§ **WHAT IS REQUIRED**:
Write the listing below out again exactly, dropping the images.

§ **DATA FOR THE TASK**:
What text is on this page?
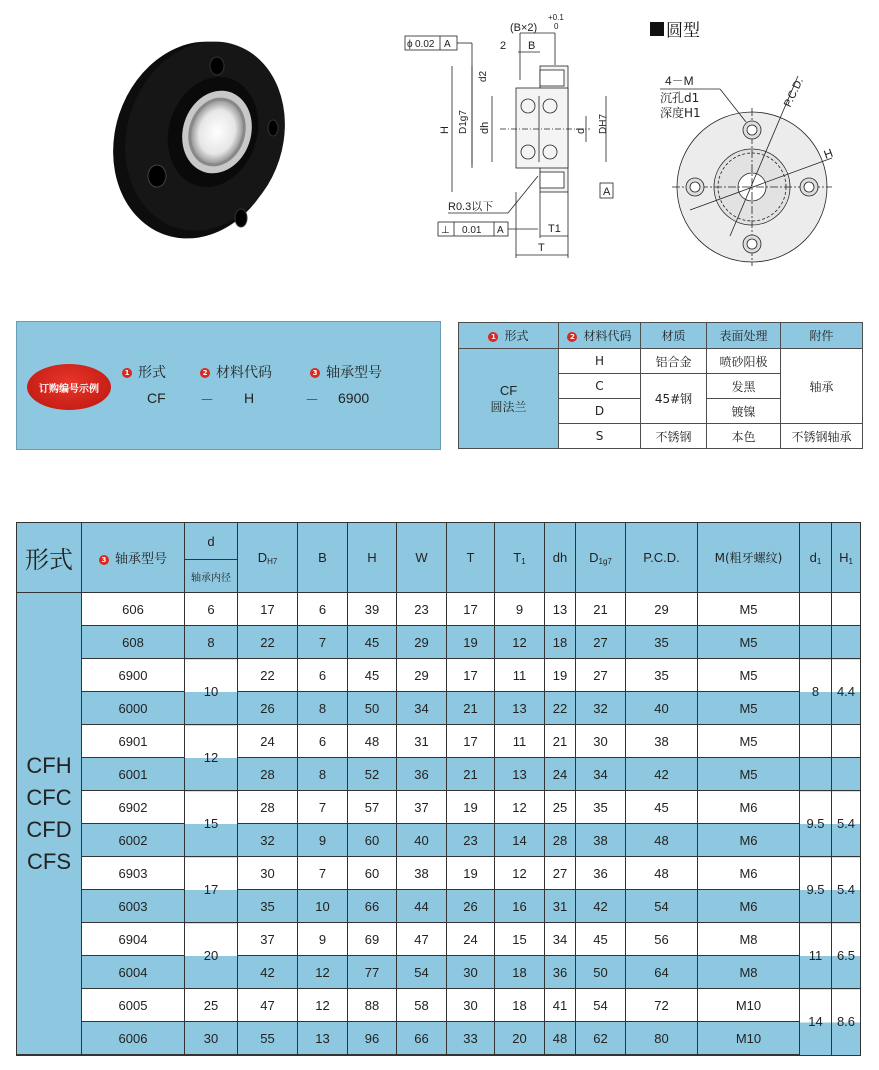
(B×2)
+0.1
0
ϕ 0.02 A	2 B
H D1g7 dh
d2
d DH7
A
R0.3以下
⊥ 0.01 A	T1
T
圆型
4－M
沉孔d1
深度H1
P.C.D.
H
订购编号示例
1 形式	2 材料代码	3 轴承型号
CF － H	－ 6900
1 形式	2 材料代码	材质	表面处理	附件

CF
圆法兰	H	铝合金	喷砂阳极	轴承
	C	45#钢	发黑	
	D		镀镍	
	S	不锈钢	本色	不锈钢轴承
形式	3 轴承型号	d	$D_{H7}$	B	H	W	T	$T_1$	dh	$D_{1g7}$	P.C.D.	M(粗牙螺纹)	$d_1$	$H_1$
		轴承内径												

CFH
CFC
CFD
CFS	606	6	17	6	39	23	17	9	13	21	29	M5		
	608	8	22	7	45	29	19	12	18	27	35	M5		
	6900	10	22	6	45	29	17	11	19	27	35	M5	8	4.4
	6000		26	8	50	34	21	13	22	32	40	M5		
	6901	12	24	6	48	31	17	11	21	30	38	M5		
	6001		28	8	52	36	21	13	24	34	42	M5		
	6902	15	28	7	57	37	19	12	25	35	45	M6	9.5	5.4
	6002		32	9	60	40	23	14	28	38	48	M6		
	6903	17	30	7	60	38	19	12	27	36	48	M6	9.5	5.4
	6003		35	10	66	44	26	16	31	42	54	M6		
	6904	20	37	9	69	47	24	15	34	45	56	M8	11	6.5
	6004		42	12	77	54	30	18	36	50	64	M8		
	6005	25	47	12	88	58	30	18	41	54	72	M10	14	8.6
	6006	30	55	13	96	66	33	20	48	62	80	M10		
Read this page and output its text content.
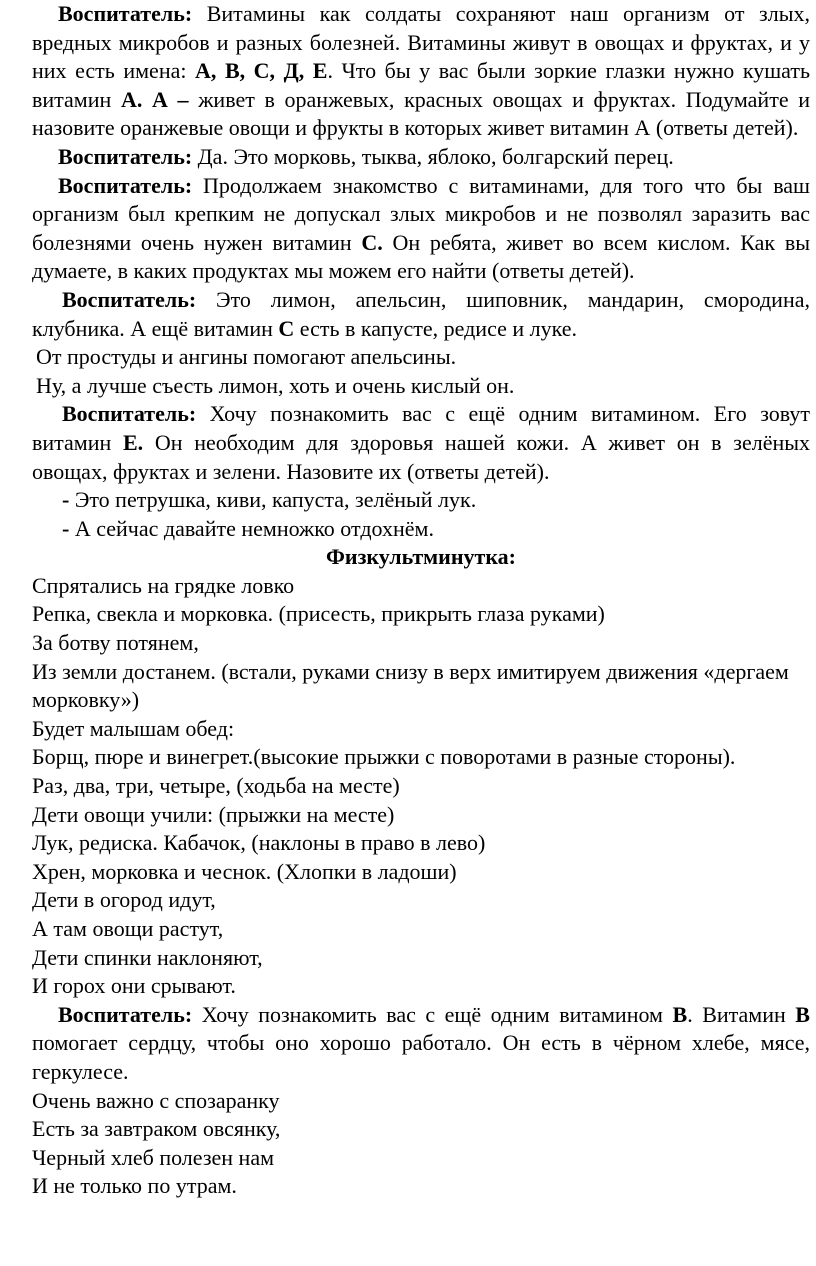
Воспитатель: Витамины как солдаты сохраняют наш организм от злых, вредных микробов и разных болезней. Витамины живут в овощах и фруктах, и у них есть имена: А, В, С, Д, Е. Что бы у вас были зоркие глазки нужно кушать витамин А. А – живет в оранжевых, красных овощах и фруктах. Подумайте и назовите оранжевые овощи и фрукты в которых живет витамин А (ответы детей).

Воспитатель: Да. Это морковь, тыква, яблоко, болгарский перец.

Воспитатель: Продолжаем знакомство с витаминами, для того что бы ваш организм был крепким не допускал злых микробов и не позволял заразить вас болезнями очень нужен витамин С. Он ребята, живет во всем кислом. Как вы думаете, в каких продуктах мы можем его найти (ответы детей).

Воспитатель: Это лимон, апельсин, шиповник, мандарин, смородина, клубника. А ещё витамин С есть в капусте, редисе и луке.

От простуды и ангины помогают апельсины.

Ну, а лучше съесть лимон, хоть и очень кислый он.

Воспитатель: Хочу познакомить вас с ещё одним витамином. Его зовут витамин Е. Он необходим для здоровья нашей кожи. А живет он в зелёных овощах, фруктах и зелени. Назовите их (ответы детей).

- Это петрушка, киви, капуста, зелёный лук.

- А сейчас давайте немножко отдохнём.

Физкультминутка:

Спрятались на грядке ловко

Репка, свекла и морковка. (присесть, прикрыть глаза руками)

За ботву потянем,

Из земли достанем. (встали, руками снизу в верх имитируем движения «дергаем морковку»)

Будет малышам обед:

Борщ, пюре и винегрет.(высокие прыжки с поворотами в разные стороны).

Раз, два, три, четыре, (ходьба на месте)

Дети овощи учили: (прыжки на месте)

Лук, редиска. Кабачок, (наклоны в право в лево)

Хрен, морковка и чеснок. (Хлопки в ладоши)

Дети в огород идут,

А там овощи растут,

Дети спинки наклоняют,

И горох они срывают.

Воспитатель: Хочу познакомить вас с ещё одним витамином В. Витамин В помогает сердцу, чтобы оно хорошо работало. Он есть в чёрном хлебе, мясе, геркулесе.

Очень важно с спозаранку

Есть за завтраком овсянку,

Черный хлеб полезен нам

И не только по утрам.
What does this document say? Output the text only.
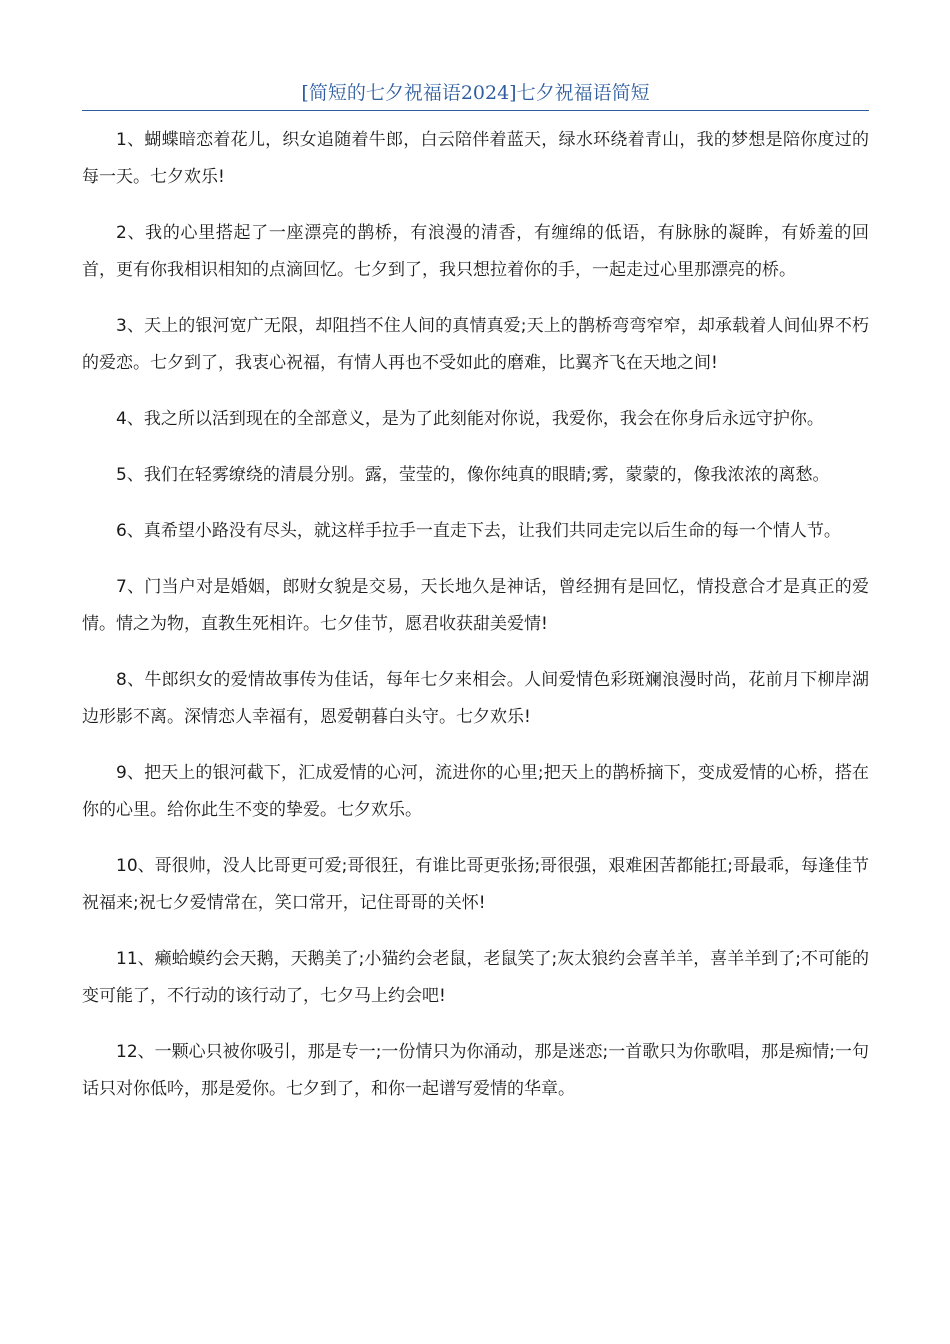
[简短的七夕祝福语2024]七夕祝福语简短

1、蝴蝶暗恋着花儿，织女追随着牛郎，白云陪伴着蓝天，绿水环绕着青山，我的梦想是陪你度过的每一天。七夕欢乐!

2、我的心里搭起了一座漂亮的鹊桥，有浪漫的清香，有缠绵的低语，有脉脉的凝眸，有娇羞的回首，更有你我相识相知的点滴回忆。七夕到了，我只想拉着你的手，一起走过心里那漂亮的桥。

3、天上的银河宽广无限，却阻挡不住人间的真情真爱;天上的鹊桥弯弯窄窄，却承载着人间仙界不朽的爱恋。七夕到了，我衷心祝福，有情人再也不受如此的磨难，比翼齐飞在天地之间!

4、我之所以活到现在的全部意义，是为了此刻能对你说，我爱你，我会在你身后永远守护你。

5、我们在轻雾缭绕的清晨分别。露，莹莹的，像你纯真的眼睛;雾，蒙蒙的，像我浓浓的离愁。

6、真希望小路没有尽头，就这样手拉手一直走下去，让我们共同走完以后生命的每一个情人节。

7、门当户对是婚姻，郎财女貌是交易，天长地久是神话，曾经拥有是回忆，情投意合才是真正的爱情。情之为物，直教生死相许。七夕佳节，愿君收获甜美爱情!

8、牛郎织女的爱情故事传为佳话，每年七夕来相会。人间爱情色彩斑斓浪漫时尚，花前月下柳岸湖边形影不离。深情恋人幸福有，恩爱朝暮白头守。七夕欢乐!

9、把天上的银河截下，汇成爱情的心河，流进你的心里;把天上的鹊桥摘下，变成爱情的心桥，搭在你的心里。给你此生不变的挚爱。七夕欢乐。

10、哥很帅，没人比哥更可爱;哥很狂，有谁比哥更张扬;哥很强，艰难困苦都能扛;哥最乖，每逢佳节祝福来;祝七夕爱情常在，笑口常开，记住哥哥的关怀!

11、癞蛤蟆约会天鹅，天鹅美了;小猫约会老鼠，老鼠笑了;灰太狼约会喜羊羊，喜羊羊到了;不可能的变可能了，不行动的该行动了，七夕马上约会吧!

12、一颗心只被你吸引，那是专一;一份情只为你涌动，那是迷恋;一首歌只为你歌唱，那是痴情;一句话只对你低吟，那是爱你。七夕到了，和你一起谱写爱情的华章。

§ **ANSWER TO THE EXERCISE**:
What text is on this page?
(B×2)
+0.1
0
ϕ 0.02 A	2 B
H D1g7 dh
d2
d DH7
A
R0.3以下
⊥ 0.01 A	T1
T
圆型
4－M
沉孔d1
深度H1
P.C.D.
H
订购编号示例
1 形式	2 材料代码	3 轴承型号
CF － H	－ 6900
1 形式	2 材料代码	材质	表面处理	附件

CF
圆法兰	H	铝合金	喷砂阳极	轴承
	C	45#钢	发黑	
	D		镀镍	
	S	不锈钢	本色	不锈钢轴承
形式	3 轴承型号	d	$D_{H7}$	B	H	W	T	$T_1$	dh	$D_{1g7}$	P.C.D.	M(粗牙螺纹)	$d_1$	$H_1$
		轴承内径												

CFH
CFC
CFD
CFS	606	6	17	6	39	23	17	9	13	21	29	M5		
	608	8	22	7	45	29	19	12	18	27	35	M5		
	6900	10	22	6	45	29	17	11	19	27	35	M5	8	4.4
	6000		26	8	50	34	21	13	22	32	40	M5		
	6901	12	24	6	48	31	17	11	21	30	38	M5		
	6001		28	8	52	36	21	13	24	34	42	M5		
	6902	15	28	7	57	37	19	12	25	35	45	M6	9.5	5.4
	6002		32	9	60	40	23	14	28	38	48	M6		
	6903	17	30	7	60	38	19	12	27	36	48	M6	9.5	5.4
	6003		35	10	66	44	26	16	31	42	54	M6		
	6904	20	37	9	69	47	24	15	34	45	56	M8	11	6.5
	6004		42	12	77	54	30	18	36	50	64	M8		
	6005	25	47	12	88	58	30	18	41	54	72	M10	14	8.6
	6006	30	55	13	96	66	33	20	48	62	80	M10		
Read this page and output its text content.
Воспитатель: Витамины как солдаты сохраняют наш организм от злых, вредных микробов и разных болезней. Витамины живут в овощах и фруктах, и у них есть имена: А, В, С, Д, Е. Что бы у вас были зоркие глазки нужно кушать витамин А. А – живет в оранжевых, красных овощах и фруктах. Подумайте и назовите оранжевые овощи и фрукты в которых живет витамин А (ответы детей).

Воспитатель: Да. Это морковь, тыква, яблоко, болгарский перец.

Воспитатель: Продолжаем знакомство с витаминами, для того что бы ваш организм был крепким не допускал злых микробов и не позволял заразить вас болезнями очень нужен витамин С. Он ребята, живет во всем кислом. Как вы думаете, в каких продуктах мы можем его найти (ответы детей).

Воспитатель: Это лимон, апельсин, шиповник, мандарин, смородина, клубника. А ещё витамин С есть в капусте, редисе и луке.

От простуды и ангины помогают апельсины.

Ну, а лучше съесть лимон, хоть и очень кислый он.

Воспитатель: Хочу познакомить вас с ещё одним витамином. Его зовут витамин Е. Он необходим для здоровья нашей кожи. А живет он в зелёных овощах, фруктах и зелени. Назовите их (ответы детей).

- Это петрушка, киви, капуста, зелёный лук.

- А сейчас давайте немножко отдохнём.

Физкультминутка:

Спрятались на грядке ловко

Репка, свекла и морковка. (присесть, прикрыть глаза руками)

За ботву потянем,

Из земли достанем. (встали, руками снизу в верх имитируем движения «дергаем морковку»)

Будет малышам обед:

Борщ, пюре и винегрет.(высокие прыжки с поворотами в разные стороны).

Раз, два, три, четыре, (ходьба на месте)

Дети овощи учили: (прыжки на месте)

Лук, редиска. Кабачок, (наклоны в право в лево)

Хрен, морковка и чеснок. (Хлопки в ладоши)

Дети в огород идут,

А там овощи растут,

Дети спинки наклоняют,

И горох они срывают.

Воспитатель: Хочу познакомить вас с ещё одним витамином В. Витамин В помогает сердцу, чтобы оно хорошо работало. Он есть в чёрном хлебе, мясе, геркулесе.

Очень важно с спозаранку

Есть за завтраком овсянку,

Черный хлеб полезен нам

И не только по утрам.
What does this document say? Output the text only.
[简短的七夕祝福语2024]七夕祝福语简短

1、蝴蝶暗恋着花儿，织女追随着牛郎，白云陪伴着蓝天，绿水环绕着青山，我的梦想是陪你度过的每一天。七夕欢乐!

2、我的心里搭起了一座漂亮的鹊桥，有浪漫的清香，有缠绵的低语，有脉脉的凝眸，有娇羞的回首，更有你我相识相知的点滴回忆。七夕到了，我只想拉着你的手，一起走过心里那漂亮的桥。

3、天上的银河宽广无限，却阻挡不住人间的真情真爱;天上的鹊桥弯弯窄窄，却承载着人间仙界不朽的爱恋。七夕到了，我衷心祝福，有情人再也不受如此的磨难，比翼齐飞在天地之间!

4、我之所以活到现在的全部意义，是为了此刻能对你说，我爱你，我会在你身后永远守护你。

5、我们在轻雾缭绕的清晨分别。露，莹莹的，像你纯真的眼睛;雾，蒙蒙的，像我浓浓的离愁。

6、真希望小路没有尽头，就这样手拉手一直走下去，让我们共同走完以后生命的每一个情人节。

7、门当户对是婚姻，郎财女貌是交易，天长地久是神话，曾经拥有是回忆，情投意合才是真正的爱情。情之为物，直教生死相许。七夕佳节，愿君收获甜美爱情!

8、牛郎织女的爱情故事传为佳话，每年七夕来相会。人间爱情色彩斑斓浪漫时尚，花前月下柳岸湖边形影不离。深情恋人幸福有，恩爱朝暮白头守。七夕欢乐!

9、把天上的银河截下，汇成爱情的心河，流进你的心里;把天上的鹊桥摘下，变成爱情的心桥，搭在你的心里。给你此生不变的挚爱。七夕欢乐。

10、哥很帅，没人比哥更可爱;哥很狂，有谁比哥更张扬;哥很强，艰难困苦都能扛;哥最乖，每逢佳节祝福来;祝七夕爱情常在，笑口常开，记住哥哥的关怀!

11、癞蛤蟆约会天鹅，天鹅美了;小猫约会老鼠，老鼠笑了;灰太狼约会喜羊羊，喜羊羊到了;不可能的变可能了，不行动的该行动了，七夕马上约会吧!

12、一颗心只被你吸引，那是专一;一份情只为你涌动，那是迷恋;一首歌只为你歌唱，那是痴情;一句话只对你低吟，那是爱你。七夕到了，和你一起谱写爱情的华章。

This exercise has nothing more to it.